- Goal: Retype the listing that follows, exactly as written.

Records that describe figures

=====

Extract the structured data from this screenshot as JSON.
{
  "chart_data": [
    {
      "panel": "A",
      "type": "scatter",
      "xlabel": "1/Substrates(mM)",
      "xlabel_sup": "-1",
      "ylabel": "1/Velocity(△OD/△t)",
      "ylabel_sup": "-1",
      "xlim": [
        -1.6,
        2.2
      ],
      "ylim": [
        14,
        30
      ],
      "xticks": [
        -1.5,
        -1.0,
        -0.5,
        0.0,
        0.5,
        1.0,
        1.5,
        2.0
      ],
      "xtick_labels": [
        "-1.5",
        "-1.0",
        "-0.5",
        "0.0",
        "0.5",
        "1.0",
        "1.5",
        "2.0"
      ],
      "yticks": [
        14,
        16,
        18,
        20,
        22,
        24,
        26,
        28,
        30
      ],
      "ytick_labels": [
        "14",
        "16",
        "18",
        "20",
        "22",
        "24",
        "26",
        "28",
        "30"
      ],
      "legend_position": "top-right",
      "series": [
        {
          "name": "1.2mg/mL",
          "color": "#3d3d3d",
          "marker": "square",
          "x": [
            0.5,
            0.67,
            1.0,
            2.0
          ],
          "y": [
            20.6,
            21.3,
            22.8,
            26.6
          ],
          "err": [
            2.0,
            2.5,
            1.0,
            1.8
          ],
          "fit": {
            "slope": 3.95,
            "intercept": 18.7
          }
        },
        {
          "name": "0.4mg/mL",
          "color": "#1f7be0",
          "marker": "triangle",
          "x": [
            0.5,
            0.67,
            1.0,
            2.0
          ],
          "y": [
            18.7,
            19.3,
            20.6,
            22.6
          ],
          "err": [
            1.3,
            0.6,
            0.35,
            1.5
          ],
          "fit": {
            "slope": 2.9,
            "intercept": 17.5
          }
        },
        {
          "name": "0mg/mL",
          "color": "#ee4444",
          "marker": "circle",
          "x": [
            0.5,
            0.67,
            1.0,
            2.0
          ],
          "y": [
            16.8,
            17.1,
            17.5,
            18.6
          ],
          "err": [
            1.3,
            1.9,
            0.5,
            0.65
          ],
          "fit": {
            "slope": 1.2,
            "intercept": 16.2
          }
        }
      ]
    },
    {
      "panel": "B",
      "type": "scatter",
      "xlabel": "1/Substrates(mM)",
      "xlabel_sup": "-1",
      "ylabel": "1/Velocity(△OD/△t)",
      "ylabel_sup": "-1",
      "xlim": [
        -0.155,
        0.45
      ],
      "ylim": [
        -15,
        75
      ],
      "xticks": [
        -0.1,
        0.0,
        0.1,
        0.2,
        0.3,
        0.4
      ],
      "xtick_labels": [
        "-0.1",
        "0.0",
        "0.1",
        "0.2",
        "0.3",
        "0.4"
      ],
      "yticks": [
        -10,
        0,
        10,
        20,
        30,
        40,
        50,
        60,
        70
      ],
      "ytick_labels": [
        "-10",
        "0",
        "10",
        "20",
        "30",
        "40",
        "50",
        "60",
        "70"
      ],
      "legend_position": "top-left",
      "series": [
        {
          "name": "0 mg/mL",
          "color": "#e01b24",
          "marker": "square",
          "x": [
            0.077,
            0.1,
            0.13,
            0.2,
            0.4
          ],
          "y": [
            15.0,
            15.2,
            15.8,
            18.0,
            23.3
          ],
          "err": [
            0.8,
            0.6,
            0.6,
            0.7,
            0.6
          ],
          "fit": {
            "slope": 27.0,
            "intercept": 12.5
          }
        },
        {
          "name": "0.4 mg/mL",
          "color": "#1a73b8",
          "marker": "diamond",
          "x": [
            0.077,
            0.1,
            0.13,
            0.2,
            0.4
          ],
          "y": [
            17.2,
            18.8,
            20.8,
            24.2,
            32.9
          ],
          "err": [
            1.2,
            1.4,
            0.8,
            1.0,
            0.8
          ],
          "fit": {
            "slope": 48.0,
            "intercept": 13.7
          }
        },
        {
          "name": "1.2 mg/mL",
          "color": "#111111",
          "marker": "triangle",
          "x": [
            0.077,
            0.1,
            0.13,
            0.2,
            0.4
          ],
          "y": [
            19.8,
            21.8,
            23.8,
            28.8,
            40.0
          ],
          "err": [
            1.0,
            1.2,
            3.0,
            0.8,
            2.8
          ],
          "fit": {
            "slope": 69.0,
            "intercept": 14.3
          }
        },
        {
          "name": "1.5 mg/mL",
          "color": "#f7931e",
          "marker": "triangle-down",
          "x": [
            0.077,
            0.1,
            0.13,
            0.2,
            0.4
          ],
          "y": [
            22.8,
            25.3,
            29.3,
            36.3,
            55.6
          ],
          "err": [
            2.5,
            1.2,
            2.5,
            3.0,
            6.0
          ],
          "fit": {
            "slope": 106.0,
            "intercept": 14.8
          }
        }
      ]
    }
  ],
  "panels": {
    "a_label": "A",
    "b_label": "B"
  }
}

=====

- Task solution:
Extract the structured data from this screenshot as JSON.
{
  "chart_data": [
    {
      "panel": "A",
      "type": "scatter",
      "xlabel": "1/Substrates(mM)",
      "xlabel_sup": "-1",
      "ylabel": "1/Velocity(△OD/△t)",
      "ylabel_sup": "-1",
      "xlim": [
        -1.6,
        2.2
      ],
      "ylim": [
        14,
        30
      ],
      "xticks": [
        -1.5,
        -1.0,
        -0.5,
        0.0,
        0.5,
        1.0,
        1.5,
        2.0
      ],
      "xtick_labels": [
        "-1.5",
        "-1.0",
        "-0.5",
        "0.0",
        "0.5",
        "1.0",
        "1.5",
        "2.0"
      ],
      "yticks": [
        14,
        16,
        18,
        20,
        22,
        24,
        26,
        28,
        30
      ],
      "ytick_labels": [
        "14",
        "16",
        "18",
        "20",
        "22",
        "24",
        "26",
        "28",
        "30"
      ],
      "legend_position": "top-right",
      "series": [
        {
          "name": "1.2mg/mL",
          "color": "#3d3d3d",
          "marker": "square",
          "x": [
            0.5,
            0.67,
            1.0,
            2.0
          ],
          "y": [
            20.6,
            21.3,
            22.8,
            26.6
          ],
          "err": [
            2.0,
            2.5,
            1.0,
            1.8
          ],
          "fit": {
            "slope": 3.95,
            "intercept": 18.7
          }
        },
        {
          "name": "0.4mg/mL",
          "color": "#1f7be0",
          "marker": "triangle",
          "x": [
            0.5,
            0.67,
            1.0,
            2.0
          ],
          "y": [
            18.7,
            19.3,
            20.6,
            22.6
          ],
          "err": [
            1.3,
            0.6,
            0.35,
            1.5
          ],
          "fit": {
            "slope": 2.9,
            "intercept": 17.5
          }
        },
        {
          "name": "0mg/mL",
          "color": "#ee4444",
          "marker": "circle",
          "x": [
            0.5,
            0.67,
            1.0,
            2.0
          ],
          "y": [
            16.8,
            17.1,
            17.5,
            18.6
          ],
          "err": [
            1.3,
            1.9,
            0.5,
            0.65
          ],
          "fit": {
            "slope": 1.2,
            "intercept": 16.2
          }
        }
      ]
    },
    {
      "panel": "B",
      "type": "scatter",
      "xlabel": "1/Substrates(mM)",
      "xlabel_sup": "-1",
      "ylabel": "1/Velocity(△OD/△t)",
      "ylabel_sup": "-1",
      "xlim": [
        -0.155,
        0.45
      ],
      "ylim": [
        -15,
        75
      ],
      "xticks": [
        -0.1,
        0.0,
        0.1,
        0.2,
        0.3,
        0.4
      ],
      "xtick_labels": [
        "-0.1",
        "0.0",
        "0.1",
        "0.2",
        "0.3",
        "0.4"
      ],
      "yticks": [
        -10,
        0,
        10,
        20,
        30,
        40,
        50,
        60,
        70
      ],
      "ytick_labels": [
        "-10",
        "0",
        "10",
        "20",
        "30",
        "40",
        "50",
        "60",
        "70"
      ],
      "legend_position": "top-left",
      "series": [
        {
          "name": "0 mg/mL",
          "color": "#e01b24",
          "marker": "square",
          "x": [
            0.077,
            0.1,
            0.13,
            0.2,
            0.4
          ],
          "y": [
            15.0,
            15.2,
            15.8,
            18.0,
            23.3
          ],
          "err": [
            0.8,
            0.6,
            0.6,
            0.7,
            0.6
          ],
          "fit": {
            "slope": 27.0,
            "intercept": 12.5
          }
        },
        {
          "name": "0.4 mg/mL",
          "color": "#1a73b8",
          "marker": "diamond",
          "x": [
            0.077,
            0.1,
            0.13,
            0.2,
            0.4
          ],
          "y": [
            17.2,
            18.8,
            20.8,
            24.2,
            32.9
          ],
          "err": [
            1.2,
            1.4,
            0.8,
            1.0,
            0.8
          ],
          "fit": {
            "slope": 48.0,
            "intercept": 13.7
          }
        },
        {
          "name": "1.2 mg/mL",
          "color": "#111111",
          "marker": "triangle",
          "x": [
            0.077,
            0.1,
            0.13,
            0.2,
            0.4
          ],
          "y": [
            19.8,
            21.8,
            23.8,
            28.8,
            40.0
          ],
          "err": [
            1.0,
            1.2,
            3.0,
            0.8,
            2.8
          ],
          "fit": {
            "slope": 69.0,
            "intercept": 14.3
          }
        },
        {
          "name": "1.5 mg/mL",
          "color": "#f7931e",
          "marker": "triangle-down",
          "x": [
            0.077,
            0.1,
            0.13,
            0.2,
            0.4
          ],
          "y": [
            22.8,
            25.3,
            29.3,
            36.3,
            55.6
          ],
          "err": [
            2.5,
            1.2,
            2.5,
            3.0,
            6.0
          ],
          "fit": {
            "slope": 106.0,
            "intercept": 14.8
          }
        }
      ]
    }
  ],
  "panels": {
    "a_label": "A",
    "b_label": "B"
  }
}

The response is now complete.